Instruction:
How many lines in these records hold the string "Geavanceerde"? State only that number.
'''
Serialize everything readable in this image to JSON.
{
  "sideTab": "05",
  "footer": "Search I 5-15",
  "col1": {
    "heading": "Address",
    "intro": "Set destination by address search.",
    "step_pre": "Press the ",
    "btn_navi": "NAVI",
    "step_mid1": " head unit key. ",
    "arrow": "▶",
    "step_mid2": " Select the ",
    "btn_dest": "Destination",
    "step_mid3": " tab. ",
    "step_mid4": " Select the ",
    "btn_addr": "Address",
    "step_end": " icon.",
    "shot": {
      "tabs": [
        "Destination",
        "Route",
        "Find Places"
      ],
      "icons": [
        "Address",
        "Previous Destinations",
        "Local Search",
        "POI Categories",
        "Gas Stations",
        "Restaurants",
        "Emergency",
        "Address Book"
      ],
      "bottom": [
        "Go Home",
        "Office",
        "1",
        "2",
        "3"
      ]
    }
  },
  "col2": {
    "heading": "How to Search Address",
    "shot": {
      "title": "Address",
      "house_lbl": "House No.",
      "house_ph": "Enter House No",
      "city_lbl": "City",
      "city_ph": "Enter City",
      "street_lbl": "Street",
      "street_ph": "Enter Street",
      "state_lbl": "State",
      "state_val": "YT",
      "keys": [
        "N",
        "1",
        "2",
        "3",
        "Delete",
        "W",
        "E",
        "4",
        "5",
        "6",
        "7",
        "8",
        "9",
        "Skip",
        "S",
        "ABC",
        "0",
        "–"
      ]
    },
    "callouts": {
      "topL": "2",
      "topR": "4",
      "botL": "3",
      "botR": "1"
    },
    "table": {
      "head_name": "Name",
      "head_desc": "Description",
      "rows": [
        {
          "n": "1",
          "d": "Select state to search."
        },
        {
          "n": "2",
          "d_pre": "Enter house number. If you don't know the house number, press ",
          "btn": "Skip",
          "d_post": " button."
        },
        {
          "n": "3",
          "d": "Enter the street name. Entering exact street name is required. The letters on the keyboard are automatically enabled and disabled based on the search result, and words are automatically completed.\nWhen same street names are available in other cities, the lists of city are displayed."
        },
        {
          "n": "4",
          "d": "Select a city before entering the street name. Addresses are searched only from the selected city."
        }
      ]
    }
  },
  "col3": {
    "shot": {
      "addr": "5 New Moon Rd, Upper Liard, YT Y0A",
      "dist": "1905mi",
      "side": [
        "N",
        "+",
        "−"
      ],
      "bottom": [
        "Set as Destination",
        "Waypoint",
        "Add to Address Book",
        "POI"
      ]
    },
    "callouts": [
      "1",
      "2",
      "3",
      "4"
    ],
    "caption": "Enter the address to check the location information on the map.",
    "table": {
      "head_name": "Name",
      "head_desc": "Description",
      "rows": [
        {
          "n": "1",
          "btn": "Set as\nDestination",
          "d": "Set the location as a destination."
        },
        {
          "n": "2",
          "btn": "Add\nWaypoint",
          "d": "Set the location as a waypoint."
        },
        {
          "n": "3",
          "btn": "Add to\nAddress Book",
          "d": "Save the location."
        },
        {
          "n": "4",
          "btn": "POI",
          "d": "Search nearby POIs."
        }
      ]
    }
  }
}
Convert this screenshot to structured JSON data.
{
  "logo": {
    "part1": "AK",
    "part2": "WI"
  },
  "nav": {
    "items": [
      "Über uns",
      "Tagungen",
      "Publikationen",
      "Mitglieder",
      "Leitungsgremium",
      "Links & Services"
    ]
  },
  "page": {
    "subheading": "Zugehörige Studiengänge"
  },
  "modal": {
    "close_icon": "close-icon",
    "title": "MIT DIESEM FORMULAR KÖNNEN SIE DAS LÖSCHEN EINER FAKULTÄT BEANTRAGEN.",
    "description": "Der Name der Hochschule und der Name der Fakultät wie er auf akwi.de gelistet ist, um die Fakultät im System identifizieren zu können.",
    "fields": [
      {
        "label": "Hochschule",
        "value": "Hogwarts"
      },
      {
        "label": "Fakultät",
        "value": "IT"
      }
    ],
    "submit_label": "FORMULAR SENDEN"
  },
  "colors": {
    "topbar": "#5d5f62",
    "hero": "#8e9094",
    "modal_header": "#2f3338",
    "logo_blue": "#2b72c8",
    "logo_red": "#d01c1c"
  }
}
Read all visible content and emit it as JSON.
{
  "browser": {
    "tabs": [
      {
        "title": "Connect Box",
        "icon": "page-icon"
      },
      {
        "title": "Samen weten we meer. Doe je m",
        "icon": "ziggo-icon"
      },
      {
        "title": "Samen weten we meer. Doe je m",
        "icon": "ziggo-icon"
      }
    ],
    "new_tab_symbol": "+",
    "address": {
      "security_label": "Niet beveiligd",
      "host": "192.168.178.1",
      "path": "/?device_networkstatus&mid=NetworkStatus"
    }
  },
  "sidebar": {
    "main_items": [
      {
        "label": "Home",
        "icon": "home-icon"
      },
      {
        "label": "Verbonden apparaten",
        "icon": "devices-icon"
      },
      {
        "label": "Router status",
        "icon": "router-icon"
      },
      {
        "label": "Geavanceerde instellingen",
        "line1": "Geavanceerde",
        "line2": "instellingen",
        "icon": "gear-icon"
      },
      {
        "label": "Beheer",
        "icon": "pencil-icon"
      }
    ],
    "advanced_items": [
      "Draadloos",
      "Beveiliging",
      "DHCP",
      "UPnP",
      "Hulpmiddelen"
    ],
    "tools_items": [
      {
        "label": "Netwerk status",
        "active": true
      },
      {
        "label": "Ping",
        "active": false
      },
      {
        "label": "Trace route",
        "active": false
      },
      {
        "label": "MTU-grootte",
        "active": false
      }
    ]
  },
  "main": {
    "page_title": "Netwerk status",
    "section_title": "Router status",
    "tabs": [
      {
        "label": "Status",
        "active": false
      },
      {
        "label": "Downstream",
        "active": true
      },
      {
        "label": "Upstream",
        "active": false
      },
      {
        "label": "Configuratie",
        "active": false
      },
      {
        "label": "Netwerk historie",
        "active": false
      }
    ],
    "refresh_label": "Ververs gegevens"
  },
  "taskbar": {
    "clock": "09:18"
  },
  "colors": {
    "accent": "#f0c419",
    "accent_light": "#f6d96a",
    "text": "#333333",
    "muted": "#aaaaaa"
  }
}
'''
Task solution:
2